++++ Exercise inputs ++++

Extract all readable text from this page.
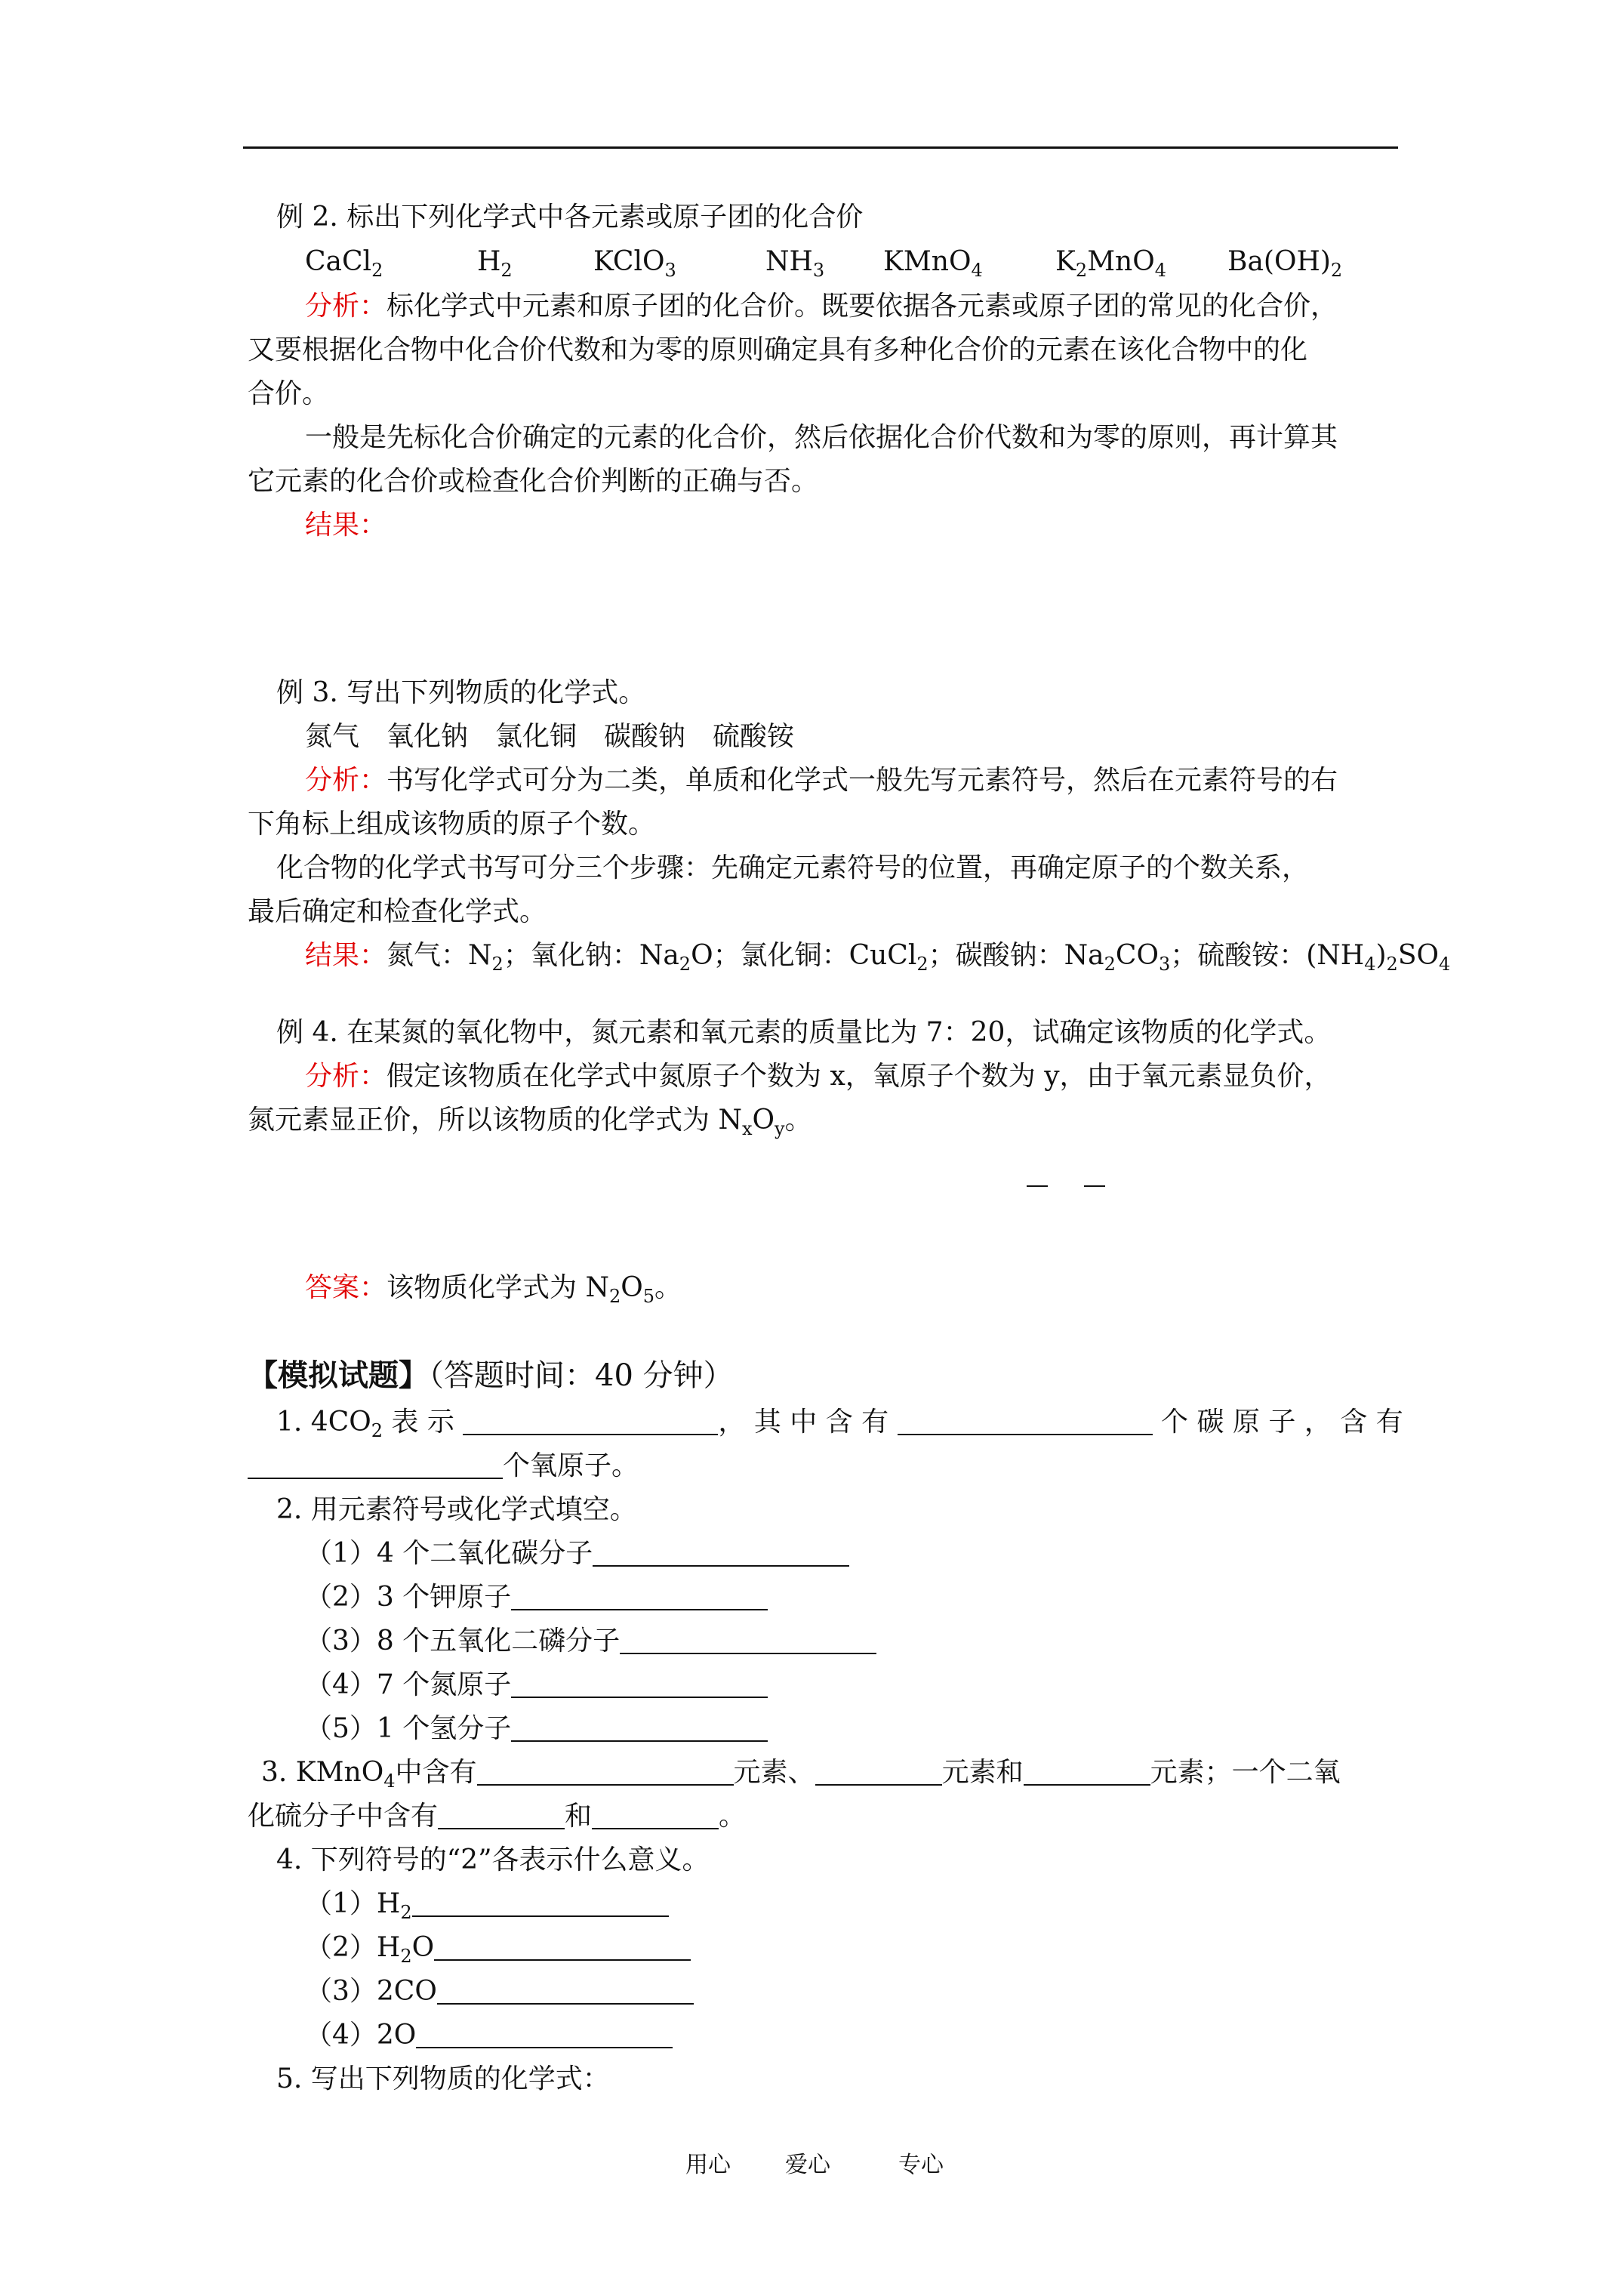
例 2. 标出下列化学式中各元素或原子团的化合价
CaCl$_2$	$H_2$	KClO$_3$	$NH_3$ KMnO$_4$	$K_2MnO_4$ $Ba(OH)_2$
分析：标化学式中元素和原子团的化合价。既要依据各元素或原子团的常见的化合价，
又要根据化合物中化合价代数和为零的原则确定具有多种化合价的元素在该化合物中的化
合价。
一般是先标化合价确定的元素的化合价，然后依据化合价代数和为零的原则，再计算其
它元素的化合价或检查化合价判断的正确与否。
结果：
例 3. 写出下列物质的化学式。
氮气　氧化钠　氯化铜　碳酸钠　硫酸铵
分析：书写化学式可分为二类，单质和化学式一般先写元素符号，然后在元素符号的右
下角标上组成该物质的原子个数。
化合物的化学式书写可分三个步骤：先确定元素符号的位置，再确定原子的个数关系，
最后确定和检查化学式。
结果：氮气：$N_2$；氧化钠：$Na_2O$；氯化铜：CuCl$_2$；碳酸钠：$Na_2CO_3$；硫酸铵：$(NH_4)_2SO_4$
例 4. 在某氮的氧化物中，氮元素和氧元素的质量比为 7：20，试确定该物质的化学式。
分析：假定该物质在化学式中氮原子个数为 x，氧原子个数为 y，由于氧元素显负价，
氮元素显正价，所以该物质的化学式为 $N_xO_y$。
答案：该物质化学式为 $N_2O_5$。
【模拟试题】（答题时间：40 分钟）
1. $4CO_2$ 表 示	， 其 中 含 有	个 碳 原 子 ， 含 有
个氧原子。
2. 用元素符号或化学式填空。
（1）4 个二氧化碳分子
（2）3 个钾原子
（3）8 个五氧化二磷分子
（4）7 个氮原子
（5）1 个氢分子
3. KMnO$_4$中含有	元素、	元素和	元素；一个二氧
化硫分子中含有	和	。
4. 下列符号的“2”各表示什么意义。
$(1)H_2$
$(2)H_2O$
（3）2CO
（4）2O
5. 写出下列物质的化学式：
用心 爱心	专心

++++

### Problem requirements
Copy each line that contains the word "KMnO".

### Complete output
CaCl$_2$	$H_2$	KClO$_3$	$NH_3$ KMnO$_4$	$K_2MnO_4$ $Ba(OH)_2$
3. KMnO$_4$中含有	元素、	元素和	元素；一个二氧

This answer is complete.